◆ What is expected:
Copy out the entries in full and with complete accuracy; pictures are excluded.

* BEGIN Provided records *

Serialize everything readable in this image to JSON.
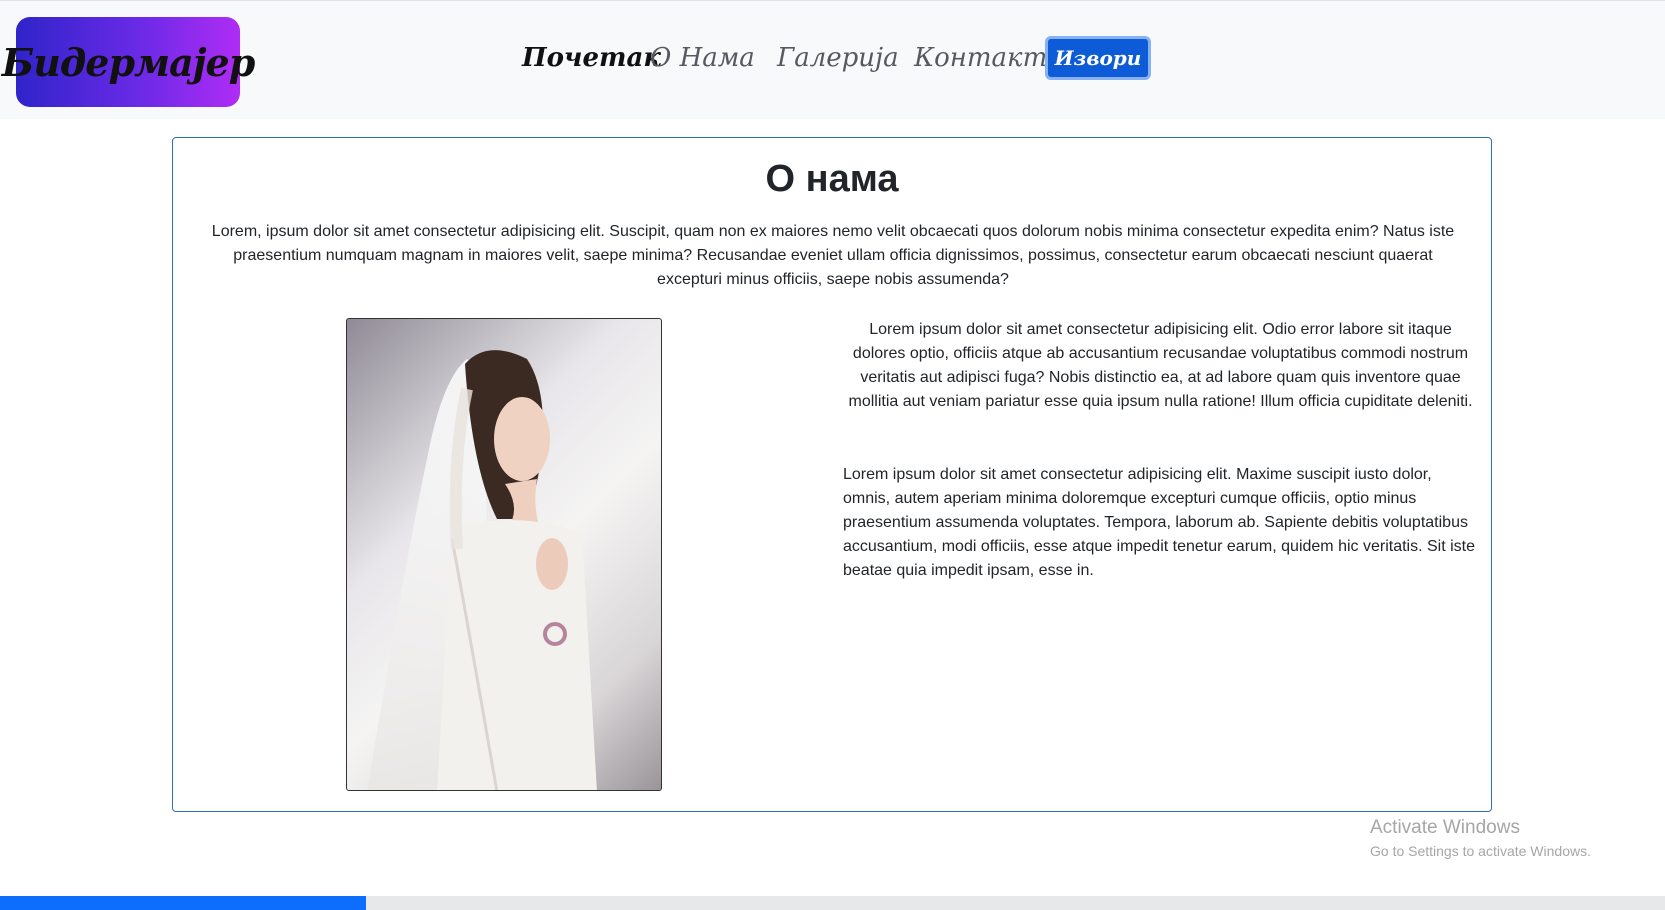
{
  "navbar": {
    "logo_text": "Бидермајер",
    "links": [
      {
        "label": "Почетак"
      },
      {
        "label": "О Нама"
      },
      {
        "label": "Галерија"
      },
      {
        "label": "Контакт"
      }
    ],
    "button_label": "Извори"
  },
  "main": {
    "title": "О нама",
    "intro": "Lorem, ipsum dolor sit amet consectetur adipisicing elit. Suscipit, quam non ex maiores nemo velit obcaecati quos dolorum nobis minima consectetur expedita enim? Natus iste praesentium numquam magnam in maiores velit, saepe minima? Recusandae eveniet ullam officia dignissimos, possimus, consectetur earum obcaecati nesciunt quaerat excepturi minus officiis, saepe nobis assumenda?",
    "paragraph1": "Lorem ipsum dolor sit amet consectetur adipisicing elit. Odio error labore sit itaque dolores optio, officiis atque ab accusantium recusandae voluptatibus commodi nostrum veritatis aut adipisci fuga? Nobis distinctio ea, at ad labore quam quis inventore quae mollitia aut veniam pariatur esse quia ipsum nulla ratione! Illum officia cupiditate deleniti.",
    "paragraph2": "Lorem ipsum dolor sit amet consectetur adipisicing elit. Maxime suscipit iusto dolor, omnis, autem aperiam minima doloremque excepturi cumque officiis, optio minus praesentium assumenda voluptates. Tempora, laborum ab. Sapiente debitis voluptatibus accusantium, modi officiis, esse atque impedit tenetur earum, quidem hic veritatis. Sit iste beatae quia impedit ipsam, esse in."
  },
  "watermark": {
    "title": "Activate Windows",
    "subtitle": "Go to Settings to activate Windows."
  },
  "colors": {
    "accent": "#0d6efd",
    "logo_gradient_start": "#2f24c9",
    "logo_gradient_end": "#b02cf5",
    "card_border": "#2f6fb5"
  }
}
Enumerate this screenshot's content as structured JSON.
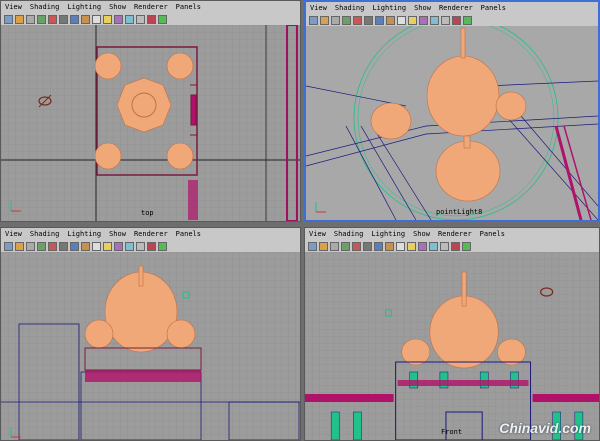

* END Provided records *

◆ Response to this task:
Serialize everything readable in this image to JSON.
{
  "navbar": {
    "logo_text": "Бидермајер",
    "links": [
      {
        "label": "Почетак"
      },
      {
        "label": "О Нама"
      },
      {
        "label": "Галерија"
      },
      {
        "label": "Контакт"
      }
    ],
    "button_label": "Извори"
  },
  "main": {
    "title": "О нама",
    "intro": "Lorem, ipsum dolor sit amet consectetur adipisicing elit. Suscipit, quam non ex maiores nemo velit obcaecati quos dolorum nobis minima consectetur expedita enim? Natus iste praesentium numquam magnam in maiores velit, saepe minima? Recusandae eveniet ullam officia dignissimos, possimus, consectetur earum obcaecati nesciunt quaerat excepturi minus officiis, saepe nobis assumenda?",
    "paragraph1": "Lorem ipsum dolor sit amet consectetur adipisicing elit. Odio error labore sit itaque dolores optio, officiis atque ab accusantium recusandae voluptatibus commodi nostrum veritatis aut adipisci fuga? Nobis distinctio ea, at ad labore quam quis inventore quae mollitia aut veniam pariatur esse quia ipsum nulla ratione! Illum officia cupiditate deleniti.",
    "paragraph2": "Lorem ipsum dolor sit amet consectetur adipisicing elit. Maxime suscipit iusto dolor, omnis, autem aperiam minima doloremque excepturi cumque officiis, optio minus praesentium assumenda voluptates. Tempora, laborum ab. Sapiente debitis voluptatibus accusantium, modi officiis, esse atque impedit tenetur earum, quidem hic veritatis. Sit iste beatae quia impedit ipsam, esse in."
  },
  "watermark": {
    "title": "Activate Windows",
    "subtitle": "Go to Settings to activate Windows."
  },
  "colors": {
    "accent": "#0d6efd",
    "logo_gradient_start": "#2f24c9",
    "logo_gradient_end": "#b02cf5",
    "card_border": "#2f6fb5"
  }
}
Enumerate this screenshot's content as structured JSON.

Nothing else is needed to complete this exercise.